** Written problem **
Look through the material below. Copy every line with the string "Rezende" in it.

[Stored dataset items]
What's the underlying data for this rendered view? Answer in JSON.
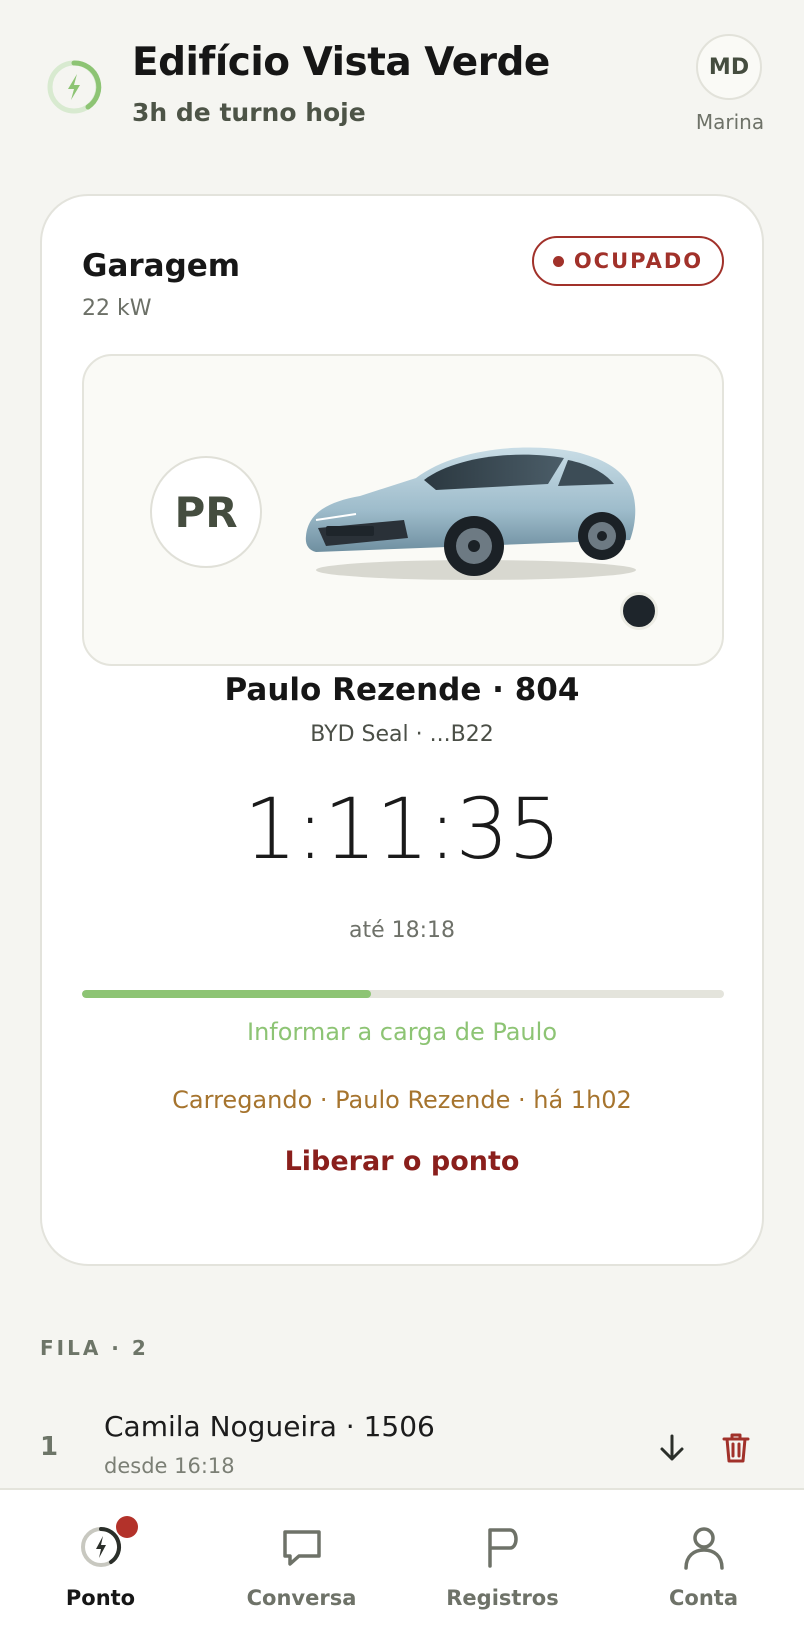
{
  "header": {
    "title": "Edifício Vista Verde",
    "subtitle": "3h de turno hoje",
    "user_initials": "MD",
    "user_name": "Marina"
  },
  "charger": {
    "name": "Garagem",
    "power": "22 kW",
    "status": "OCUPADO",
    "status_color": "#a1312a",
    "driver_initials": "PR",
    "driver_line": "Paulo Rezende · 804",
    "vehicle_line": "BYD Seal · ...B22",
    "vehicle_color": "#1e252b",
    "elapsed": "1:11:35",
    "until": "até 18:18",
    "progress_fraction": 0.45,
    "inform_link": "Informar a carga de Paulo",
    "activity": "Carregando · Paulo Rezende · há 1h02",
    "release_link": "Liberar o ponto"
  },
  "queue": {
    "heading": "FILA · 2",
    "items": [
      {
        "position": "1",
        "name": "Camila Nogueira · 1506",
        "since": "desde 16:18"
      }
    ]
  },
  "nav": {
    "items": [
      {
        "label": "Ponto",
        "icon": "charger-icon",
        "active": true,
        "badge": true
      },
      {
        "label": "Conversa",
        "icon": "chat-icon"
      },
      {
        "label": "Registros",
        "icon": "flag-icon"
      },
      {
        "label": "Conta",
        "icon": "person-icon"
      }
    ]
  },
  "colors": {
    "accent_green": "#8dc474",
    "danger": "#8a1f1c",
    "warning_text": "#a6742e",
    "background": "#f5f5f1"
  }
}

** Exercise response **
    "driver_line": "Paulo Rezende · 804",
    "activity": "Carregando · Paulo Rezende · há 1h02",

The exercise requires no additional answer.